SUPPLIED MATERIAL
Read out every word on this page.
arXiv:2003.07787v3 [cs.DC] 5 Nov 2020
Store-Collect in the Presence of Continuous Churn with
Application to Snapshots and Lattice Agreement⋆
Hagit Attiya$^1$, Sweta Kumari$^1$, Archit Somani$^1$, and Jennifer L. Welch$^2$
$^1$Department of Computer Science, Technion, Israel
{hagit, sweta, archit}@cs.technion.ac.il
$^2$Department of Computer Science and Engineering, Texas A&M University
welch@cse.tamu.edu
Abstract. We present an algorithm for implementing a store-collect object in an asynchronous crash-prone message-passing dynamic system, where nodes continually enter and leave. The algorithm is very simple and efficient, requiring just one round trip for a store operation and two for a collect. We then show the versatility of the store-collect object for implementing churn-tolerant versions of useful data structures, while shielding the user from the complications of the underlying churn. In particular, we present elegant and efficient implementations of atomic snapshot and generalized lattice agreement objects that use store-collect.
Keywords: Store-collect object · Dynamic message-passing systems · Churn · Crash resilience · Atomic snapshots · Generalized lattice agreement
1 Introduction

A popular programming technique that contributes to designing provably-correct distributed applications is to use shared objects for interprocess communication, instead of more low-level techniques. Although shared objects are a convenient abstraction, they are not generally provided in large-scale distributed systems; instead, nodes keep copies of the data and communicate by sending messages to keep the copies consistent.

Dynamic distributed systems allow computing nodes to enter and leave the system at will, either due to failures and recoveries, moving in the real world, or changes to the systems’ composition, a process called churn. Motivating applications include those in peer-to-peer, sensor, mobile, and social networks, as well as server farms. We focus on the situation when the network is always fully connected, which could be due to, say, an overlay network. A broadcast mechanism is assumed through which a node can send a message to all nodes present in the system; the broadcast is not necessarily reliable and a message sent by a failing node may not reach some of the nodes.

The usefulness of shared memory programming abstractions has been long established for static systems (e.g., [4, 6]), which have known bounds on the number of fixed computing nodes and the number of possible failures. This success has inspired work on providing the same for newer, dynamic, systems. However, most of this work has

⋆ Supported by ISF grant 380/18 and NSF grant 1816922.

JOB
Reproduce all the records precisely.

OUTPUT FOR THIS TASK
Read out every word on this page.
arXiv:2003.07787v3 [cs.DC] 5 Nov 2020
Store-Collect in the Presence of Continuous Churn with
Application to Snapshots and Lattice Agreement⋆
Hagit Attiya$^1$, Sweta Kumari$^1$, Archit Somani$^1$, and Jennifer L. Welch$^2$
$^1$Department of Computer Science, Technion, Israel
{hagit, sweta, archit}@cs.technion.ac.il
$^2$Department of Computer Science and Engineering, Texas A&M University
welch@cse.tamu.edu
Abstract. We present an algorithm for implementing a store-collect object in an asynchronous crash-prone message-passing dynamic system, where nodes continually enter and leave. The algorithm is very simple and efficient, requiring just one round trip for a store operation and two for a collect. We then show the versatility of the store-collect object for implementing churn-tolerant versions of useful data structures, while shielding the user from the complications of the underlying churn. In particular, we present elegant and efficient implementations of atomic snapshot and generalized lattice agreement objects that use store-collect.
Keywords: Store-collect object · Dynamic message-passing systems · Churn · Crash resilience · Atomic snapshots · Generalized lattice agreement
1 Introduction

A popular programming technique that contributes to designing provably-correct distributed applications is to use shared objects for interprocess communication, instead of more low-level techniques. Although shared objects are a convenient abstraction, they are not generally provided in large-scale distributed systems; instead, nodes keep copies of the data and communicate by sending messages to keep the copies consistent.

Dynamic distributed systems allow computing nodes to enter and leave the system at will, either due to failures and recoveries, moving in the real world, or changes to the systems’ composition, a process called churn. Motivating applications include those in peer-to-peer, sensor, mobile, and social networks, as well as server farms. We focus on the situation when the network is always fully connected, which could be due to, say, an overlay network. A broadcast mechanism is assumed through which a node can send a message to all nodes present in the system; the broadcast is not necessarily reliable and a message sent by a failing node may not reach some of the nodes.

The usefulness of shared memory programming abstractions has been long established for static systems (e.g., [4, 6]), which have known bounds on the number of fixed computing nodes and the number of possible failures. This success has inspired work on providing the same for newer, dynamic, systems. However, most of this work has

⋆ Supported by ISF grant 380/18 and NSF grant 1816922.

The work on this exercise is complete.